---------- RECORDS

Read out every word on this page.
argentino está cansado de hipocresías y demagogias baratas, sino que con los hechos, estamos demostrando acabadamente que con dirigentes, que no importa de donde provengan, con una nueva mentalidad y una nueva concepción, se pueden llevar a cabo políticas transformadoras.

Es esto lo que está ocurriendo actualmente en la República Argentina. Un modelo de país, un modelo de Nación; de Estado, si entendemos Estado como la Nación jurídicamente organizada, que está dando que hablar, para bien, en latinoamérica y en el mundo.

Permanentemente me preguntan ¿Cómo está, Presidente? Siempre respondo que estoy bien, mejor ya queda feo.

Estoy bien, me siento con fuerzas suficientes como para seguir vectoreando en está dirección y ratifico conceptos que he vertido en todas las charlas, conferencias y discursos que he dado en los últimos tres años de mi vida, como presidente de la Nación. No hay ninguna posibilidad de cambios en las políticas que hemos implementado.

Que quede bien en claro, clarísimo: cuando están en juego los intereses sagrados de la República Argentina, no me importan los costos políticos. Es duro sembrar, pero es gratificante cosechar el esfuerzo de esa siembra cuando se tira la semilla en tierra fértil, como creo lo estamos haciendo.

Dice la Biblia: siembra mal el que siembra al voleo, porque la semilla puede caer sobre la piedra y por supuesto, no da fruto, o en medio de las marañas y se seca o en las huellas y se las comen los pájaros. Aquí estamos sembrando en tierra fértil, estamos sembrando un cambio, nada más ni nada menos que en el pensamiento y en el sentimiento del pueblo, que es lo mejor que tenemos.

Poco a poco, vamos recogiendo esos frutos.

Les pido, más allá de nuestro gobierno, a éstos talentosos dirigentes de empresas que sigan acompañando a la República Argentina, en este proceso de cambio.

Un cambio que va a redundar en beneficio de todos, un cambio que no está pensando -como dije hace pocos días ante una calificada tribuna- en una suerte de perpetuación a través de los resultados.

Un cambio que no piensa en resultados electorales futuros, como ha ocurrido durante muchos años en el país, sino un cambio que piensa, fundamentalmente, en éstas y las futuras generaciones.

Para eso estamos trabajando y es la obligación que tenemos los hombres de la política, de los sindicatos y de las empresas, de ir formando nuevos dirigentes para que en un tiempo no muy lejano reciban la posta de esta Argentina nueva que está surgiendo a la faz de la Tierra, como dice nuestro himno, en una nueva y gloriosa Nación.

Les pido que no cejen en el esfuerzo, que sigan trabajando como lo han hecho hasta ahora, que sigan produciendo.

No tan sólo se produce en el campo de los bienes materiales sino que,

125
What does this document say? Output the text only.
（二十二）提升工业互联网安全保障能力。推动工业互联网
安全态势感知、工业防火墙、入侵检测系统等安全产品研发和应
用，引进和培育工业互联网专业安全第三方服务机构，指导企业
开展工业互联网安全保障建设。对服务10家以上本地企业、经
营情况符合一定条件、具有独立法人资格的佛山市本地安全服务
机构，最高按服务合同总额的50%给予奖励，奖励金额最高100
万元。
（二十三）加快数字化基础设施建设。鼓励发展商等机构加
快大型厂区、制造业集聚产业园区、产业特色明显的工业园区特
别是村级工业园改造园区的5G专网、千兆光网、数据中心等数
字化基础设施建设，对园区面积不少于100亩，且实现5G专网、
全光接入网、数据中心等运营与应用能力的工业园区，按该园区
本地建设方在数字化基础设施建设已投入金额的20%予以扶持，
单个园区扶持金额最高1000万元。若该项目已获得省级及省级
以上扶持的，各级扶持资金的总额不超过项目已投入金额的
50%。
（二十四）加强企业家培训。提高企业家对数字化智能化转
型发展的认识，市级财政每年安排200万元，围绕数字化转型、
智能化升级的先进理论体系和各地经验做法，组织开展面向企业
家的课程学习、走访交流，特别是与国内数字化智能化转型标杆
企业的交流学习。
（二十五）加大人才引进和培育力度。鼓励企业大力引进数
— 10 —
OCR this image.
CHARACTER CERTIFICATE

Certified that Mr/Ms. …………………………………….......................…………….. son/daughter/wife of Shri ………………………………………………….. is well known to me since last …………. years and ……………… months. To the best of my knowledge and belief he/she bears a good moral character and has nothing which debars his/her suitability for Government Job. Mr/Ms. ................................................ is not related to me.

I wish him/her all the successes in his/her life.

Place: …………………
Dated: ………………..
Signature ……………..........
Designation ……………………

--------------------

§ WRITTEN REQUEST: Extract all of the data shown above without alteration.

§ RIGHT ANSWER:
Read out every word on this page.
argentino está cansado de hipocresías y demagogias baratas, sino que con los hechos, estamos demostrando acabadamente que con dirigentes, que no importa de donde provengan, con una nueva mentalidad y una nueva concepción, se pueden llevar a cabo políticas transformadoras.

Es esto lo que está ocurriendo actualmente en la República Argentina. Un modelo de país, un modelo de Nación; de Estado, si entendemos Estado como la Nación jurídicamente organizada, que está dando que hablar, para bien, en latinoamérica y en el mundo.

Permanentemente me preguntan ¿Cómo está, Presidente? Siempre respondo que estoy bien, mejor ya queda feo.

Estoy bien, me siento con fuerzas suficientes como para seguir vectoreando en está dirección y ratifico conceptos que he vertido en todas las charlas, conferencias y discursos que he dado en los últimos tres años de mi vida, como presidente de la Nación. No hay ninguna posibilidad de cambios en las políticas que hemos implementado.

Que quede bien en claro, clarísimo: cuando están en juego los intereses sagrados de la República Argentina, no me importan los costos políticos. Es duro sembrar, pero es gratificante cosechar el esfuerzo de esa siembra cuando se tira la semilla en tierra fértil, como creo lo estamos haciendo.

Dice la Biblia: siembra mal el que siembra al voleo, porque la semilla puede caer sobre la piedra y por supuesto, no da fruto, o en medio de las marañas y se seca o en las huellas y se las comen los pájaros. Aquí estamos sembrando en tierra fértil, estamos sembrando un cambio, nada más ni nada menos que en el pensamiento y en el sentimiento del pueblo, que es lo mejor que tenemos.

Poco a poco, vamos recogiendo esos frutos.

Les pido, más allá de nuestro gobierno, a éstos talentosos dirigentes de empresas que sigan acompañando a la República Argentina, en este proceso de cambio.

Un cambio que va a redundar en beneficio de todos, un cambio que no está pensando -como dije hace pocos días ante una calificada tribuna- en una suerte de perpetuación a través de los resultados.

Un cambio que no piensa en resultados electorales futuros, como ha ocurrido durante muchos años en el país, sino un cambio que piensa, fundamentalmente, en éstas y las futuras generaciones.

Para eso estamos trabajando y es la obligación que tenemos los hombres de la política, de los sindicatos y de las empresas, de ir formando nuevos dirigentes para que en un tiempo no muy lejano reciban la posta de esta Argentina nueva que está surgiendo a la faz de la Tierra, como dice nuestro himno, en una nueva y gloriosa Nación.

Les pido que no cejen en el esfuerzo, que sigan trabajando como lo han hecho hasta ahora, que sigan produciendo.

No tan sólo se produce en el campo de los bienes materiales sino que,

125
What does this document say? Output the text only.
（二十二）提升工业互联网安全保障能力。推动工业互联网
安全态势感知、工业防火墙、入侵检测系统等安全产品研发和应
用，引进和培育工业互联网专业安全第三方服务机构，指导企业
开展工业互联网安全保障建设。对服务10家以上本地企业、经
营情况符合一定条件、具有独立法人资格的佛山市本地安全服务
机构，最高按服务合同总额的50%给予奖励，奖励金额最高100
万元。
（二十三）加快数字化基础设施建设。鼓励发展商等机构加
快大型厂区、制造业集聚产业园区、产业特色明显的工业园区特
别是村级工业园改造园区的5G专网、千兆光网、数据中心等数
字化基础设施建设，对园区面积不少于100亩，且实现5G专网、
全光接入网、数据中心等运营与应用能力的工业园区，按该园区
本地建设方在数字化基础设施建设已投入金额的20%予以扶持，
单个园区扶持金额最高1000万元。若该项目已获得省级及省级
以上扶持的，各级扶持资金的总额不超过项目已投入金额的
50%。
（二十四）加强企业家培训。提高企业家对数字化智能化转
型发展的认识，市级财政每年安排200万元，围绕数字化转型、
智能化升级的先进理论体系和各地经验做法，组织开展面向企业
家的课程学习、走访交流，特别是与国内数字化智能化转型标杆
企业的交流学习。
（二十五）加大人才引进和培育力度。鼓励企业大力引进数
— 10 —
OCR this image.
CHARACTER CERTIFICATE

Certified that Mr/Ms. …………………………………….......................…………….. son/daughter/wife of Shri ………………………………………………….. is well known to me since last …………. years and ……………… months. To the best of my knowledge and belief he/she bears a good moral character and has nothing which debars his/her suitability for Government Job. Mr/Ms. ................................................ is not related to me.

I wish him/her all the successes in his/her life.

Place: …………………
Dated: ………………..
Signature ……………..........
Designation ……………………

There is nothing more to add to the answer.